_Extracted data:_
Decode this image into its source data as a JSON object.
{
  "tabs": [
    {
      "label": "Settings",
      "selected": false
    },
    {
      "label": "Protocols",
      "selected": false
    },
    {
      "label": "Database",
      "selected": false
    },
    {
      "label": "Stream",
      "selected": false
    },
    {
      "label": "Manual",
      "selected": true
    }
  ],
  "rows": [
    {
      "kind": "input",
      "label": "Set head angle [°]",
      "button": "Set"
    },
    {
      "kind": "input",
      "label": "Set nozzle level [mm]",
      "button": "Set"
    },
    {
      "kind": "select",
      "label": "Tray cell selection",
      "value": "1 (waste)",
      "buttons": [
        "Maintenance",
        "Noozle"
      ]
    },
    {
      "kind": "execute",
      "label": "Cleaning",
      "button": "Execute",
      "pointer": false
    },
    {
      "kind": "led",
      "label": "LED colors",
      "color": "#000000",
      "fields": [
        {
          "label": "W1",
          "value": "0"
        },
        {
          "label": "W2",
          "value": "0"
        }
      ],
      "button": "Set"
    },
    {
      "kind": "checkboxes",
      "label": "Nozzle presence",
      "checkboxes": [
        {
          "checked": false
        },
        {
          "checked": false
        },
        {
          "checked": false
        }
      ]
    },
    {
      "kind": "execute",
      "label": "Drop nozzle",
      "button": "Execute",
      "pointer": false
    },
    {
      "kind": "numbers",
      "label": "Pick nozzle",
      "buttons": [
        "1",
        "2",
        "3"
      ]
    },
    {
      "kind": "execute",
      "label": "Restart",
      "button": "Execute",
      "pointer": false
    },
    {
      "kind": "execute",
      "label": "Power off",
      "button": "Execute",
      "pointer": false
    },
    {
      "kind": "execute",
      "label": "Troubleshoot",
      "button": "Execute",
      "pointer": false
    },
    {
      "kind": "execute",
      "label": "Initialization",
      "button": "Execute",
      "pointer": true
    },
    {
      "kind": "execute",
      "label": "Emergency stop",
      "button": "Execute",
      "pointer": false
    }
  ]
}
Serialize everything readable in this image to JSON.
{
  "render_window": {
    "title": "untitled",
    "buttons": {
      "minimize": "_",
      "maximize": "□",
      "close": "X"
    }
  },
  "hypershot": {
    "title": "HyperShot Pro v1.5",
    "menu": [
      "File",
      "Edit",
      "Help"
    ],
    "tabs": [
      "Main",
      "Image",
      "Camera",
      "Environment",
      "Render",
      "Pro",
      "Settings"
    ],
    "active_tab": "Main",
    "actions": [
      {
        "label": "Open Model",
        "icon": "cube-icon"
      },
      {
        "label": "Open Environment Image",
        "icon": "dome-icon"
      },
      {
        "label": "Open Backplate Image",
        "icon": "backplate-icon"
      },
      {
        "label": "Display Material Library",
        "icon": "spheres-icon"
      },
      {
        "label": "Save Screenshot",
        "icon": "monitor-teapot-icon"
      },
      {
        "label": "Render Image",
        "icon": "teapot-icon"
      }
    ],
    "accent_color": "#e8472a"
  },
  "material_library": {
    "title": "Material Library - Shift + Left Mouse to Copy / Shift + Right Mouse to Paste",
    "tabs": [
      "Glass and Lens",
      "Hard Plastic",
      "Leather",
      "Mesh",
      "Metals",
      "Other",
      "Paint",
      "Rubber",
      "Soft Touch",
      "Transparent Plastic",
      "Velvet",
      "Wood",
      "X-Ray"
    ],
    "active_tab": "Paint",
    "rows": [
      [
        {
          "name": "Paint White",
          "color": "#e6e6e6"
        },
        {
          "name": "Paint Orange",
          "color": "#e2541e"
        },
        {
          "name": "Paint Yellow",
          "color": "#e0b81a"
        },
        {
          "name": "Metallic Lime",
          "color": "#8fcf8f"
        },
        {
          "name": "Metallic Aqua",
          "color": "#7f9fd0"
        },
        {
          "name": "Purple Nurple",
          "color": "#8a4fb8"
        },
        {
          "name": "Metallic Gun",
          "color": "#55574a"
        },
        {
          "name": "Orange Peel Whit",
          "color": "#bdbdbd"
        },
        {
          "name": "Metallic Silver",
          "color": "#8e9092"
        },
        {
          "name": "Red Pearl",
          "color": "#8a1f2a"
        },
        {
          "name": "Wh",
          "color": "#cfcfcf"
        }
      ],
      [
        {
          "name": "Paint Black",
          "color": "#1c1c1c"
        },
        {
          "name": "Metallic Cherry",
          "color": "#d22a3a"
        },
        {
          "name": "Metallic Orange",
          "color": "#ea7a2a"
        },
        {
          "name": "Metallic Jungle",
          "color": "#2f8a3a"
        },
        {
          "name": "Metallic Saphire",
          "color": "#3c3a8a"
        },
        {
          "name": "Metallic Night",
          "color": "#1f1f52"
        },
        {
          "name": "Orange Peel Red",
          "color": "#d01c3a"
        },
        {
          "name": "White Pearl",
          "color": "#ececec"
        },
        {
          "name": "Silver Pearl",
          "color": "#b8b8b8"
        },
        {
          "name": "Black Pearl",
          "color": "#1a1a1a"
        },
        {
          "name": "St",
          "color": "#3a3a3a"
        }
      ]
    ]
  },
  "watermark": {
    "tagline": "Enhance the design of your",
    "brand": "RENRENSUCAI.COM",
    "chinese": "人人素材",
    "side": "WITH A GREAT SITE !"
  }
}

_Given request:_ Check each line of these records for the string "Paint" and state only how many lines have it.

_Full output:_ 6